[BEGIN Stored rows]
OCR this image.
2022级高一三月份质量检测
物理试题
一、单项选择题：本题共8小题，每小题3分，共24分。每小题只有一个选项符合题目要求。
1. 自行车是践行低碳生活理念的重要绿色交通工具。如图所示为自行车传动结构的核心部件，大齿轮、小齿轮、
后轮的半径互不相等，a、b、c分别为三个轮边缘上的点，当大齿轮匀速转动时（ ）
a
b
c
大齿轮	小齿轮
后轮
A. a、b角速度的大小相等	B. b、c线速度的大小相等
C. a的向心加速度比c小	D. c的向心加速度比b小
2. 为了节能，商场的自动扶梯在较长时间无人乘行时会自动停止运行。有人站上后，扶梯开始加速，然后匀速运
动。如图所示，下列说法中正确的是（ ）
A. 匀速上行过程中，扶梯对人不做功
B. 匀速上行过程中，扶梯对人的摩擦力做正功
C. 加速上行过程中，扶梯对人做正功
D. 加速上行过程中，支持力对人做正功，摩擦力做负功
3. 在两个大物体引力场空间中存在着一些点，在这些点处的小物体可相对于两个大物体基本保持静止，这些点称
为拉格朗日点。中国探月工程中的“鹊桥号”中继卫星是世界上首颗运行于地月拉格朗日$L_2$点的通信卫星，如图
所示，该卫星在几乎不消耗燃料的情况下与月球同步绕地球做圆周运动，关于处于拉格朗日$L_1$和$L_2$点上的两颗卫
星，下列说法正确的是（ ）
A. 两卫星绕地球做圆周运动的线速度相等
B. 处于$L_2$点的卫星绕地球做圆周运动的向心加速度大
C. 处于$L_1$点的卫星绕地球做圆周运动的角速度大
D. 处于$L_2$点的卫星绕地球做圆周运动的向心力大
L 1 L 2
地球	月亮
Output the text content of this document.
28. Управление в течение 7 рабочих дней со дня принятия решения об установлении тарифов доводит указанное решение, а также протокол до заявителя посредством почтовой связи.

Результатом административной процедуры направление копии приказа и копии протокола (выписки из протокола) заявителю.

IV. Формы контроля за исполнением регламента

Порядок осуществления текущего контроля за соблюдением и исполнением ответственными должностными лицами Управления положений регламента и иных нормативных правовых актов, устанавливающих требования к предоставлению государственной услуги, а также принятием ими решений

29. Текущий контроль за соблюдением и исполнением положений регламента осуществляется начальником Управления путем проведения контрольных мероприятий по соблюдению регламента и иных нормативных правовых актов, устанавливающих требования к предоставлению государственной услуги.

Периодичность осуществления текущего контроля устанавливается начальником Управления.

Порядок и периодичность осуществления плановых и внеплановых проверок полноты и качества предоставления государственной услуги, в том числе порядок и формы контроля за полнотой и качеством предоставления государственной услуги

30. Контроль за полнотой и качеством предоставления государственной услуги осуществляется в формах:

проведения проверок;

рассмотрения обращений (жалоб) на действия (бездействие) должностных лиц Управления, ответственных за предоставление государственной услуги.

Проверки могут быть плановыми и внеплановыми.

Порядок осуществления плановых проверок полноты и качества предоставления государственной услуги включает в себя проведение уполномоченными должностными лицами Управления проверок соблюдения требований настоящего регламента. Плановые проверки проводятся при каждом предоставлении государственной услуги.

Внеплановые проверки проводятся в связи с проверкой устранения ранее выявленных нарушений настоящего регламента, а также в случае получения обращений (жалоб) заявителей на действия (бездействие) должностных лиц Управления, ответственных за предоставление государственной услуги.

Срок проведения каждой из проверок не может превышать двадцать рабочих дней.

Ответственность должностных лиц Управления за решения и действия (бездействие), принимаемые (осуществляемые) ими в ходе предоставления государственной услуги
[END Stored rows]
■ Exercise description
Transcribe all the entries, keeping each one exactly as it is.

■ Reply
OCR this image.
2022级高一三月份质量检测
物理试题
一、单项选择题：本题共8小题，每小题3分，共24分。每小题只有一个选项符合题目要求。
1. 自行车是践行低碳生活理念的重要绿色交通工具。如图所示为自行车传动结构的核心部件，大齿轮、小齿轮、
后轮的半径互不相等，a、b、c分别为三个轮边缘上的点，当大齿轮匀速转动时（ ）
a
b
c
大齿轮	小齿轮
后轮
A. a、b角速度的大小相等	B. b、c线速度的大小相等
C. a的向心加速度比c小	D. c的向心加速度比b小
2. 为了节能，商场的自动扶梯在较长时间无人乘行时会自动停止运行。有人站上后，扶梯开始加速，然后匀速运
动。如图所示，下列说法中正确的是（ ）
A. 匀速上行过程中，扶梯对人不做功
B. 匀速上行过程中，扶梯对人的摩擦力做正功
C. 加速上行过程中，扶梯对人做正功
D. 加速上行过程中，支持力对人做正功，摩擦力做负功
3. 在两个大物体引力场空间中存在着一些点，在这些点处的小物体可相对于两个大物体基本保持静止，这些点称
为拉格朗日点。中国探月工程中的“鹊桥号”中继卫星是世界上首颗运行于地月拉格朗日$L_2$点的通信卫星，如图
所示，该卫星在几乎不消耗燃料的情况下与月球同步绕地球做圆周运动，关于处于拉格朗日$L_1$和$L_2$点上的两颗卫
星，下列说法正确的是（ ）
A. 两卫星绕地球做圆周运动的线速度相等
B. 处于$L_2$点的卫星绕地球做圆周运动的向心加速度大
C. 处于$L_1$点的卫星绕地球做圆周运动的角速度大
D. 处于$L_2$点的卫星绕地球做圆周运动的向心力大
L 1 L 2
地球	月亮
Output the text content of this document.
28. Управление в течение 7 рабочих дней со дня принятия решения об установлении тарифов доводит указанное решение, а также протокол до заявителя посредством почтовой связи.

Результатом административной процедуры направление копии приказа и копии протокола (выписки из протокола) заявителю.

IV. Формы контроля за исполнением регламента

Порядок осуществления текущего контроля за соблюдением и исполнением ответственными должностными лицами Управления положений регламента и иных нормативных правовых актов, устанавливающих требования к предоставлению государственной услуги, а также принятием ими решений

29. Текущий контроль за соблюдением и исполнением положений регламента осуществляется начальником Управления путем проведения контрольных мероприятий по соблюдению регламента и иных нормативных правовых актов, устанавливающих требования к предоставлению государственной услуги.

Периодичность осуществления текущего контроля устанавливается начальником Управления.

Порядок и периодичность осуществления плановых и внеплановых проверок полноты и качества предоставления государственной услуги, в том числе порядок и формы контроля за полнотой и качеством предоставления государственной услуги

30. Контроль за полнотой и качеством предоставления государственной услуги осуществляется в формах:

проведения проверок;

рассмотрения обращений (жалоб) на действия (бездействие) должностных лиц Управления, ответственных за предоставление государственной услуги.

Проверки могут быть плановыми и внеплановыми.

Порядок осуществления плановых проверок полноты и качества предоставления государственной услуги включает в себя проведение уполномоченными должностными лицами Управления проверок соблюдения требований настоящего регламента. Плановые проверки проводятся при каждом предоставлении государственной услуги.

Внеплановые проверки проводятся в связи с проверкой устранения ранее выявленных нарушений настоящего регламента, а также в случае получения обращений (жалоб) заявителей на действия (бездействие) должностных лиц Управления, ответственных за предоставление государственной услуги.

Срок проведения каждой из проверок не может превышать двадцать рабочих дней.

Ответственность должностных лиц Управления за решения и действия (бездействие), принимаемые (осуществляемые) ими в ходе предоставления государственной услуги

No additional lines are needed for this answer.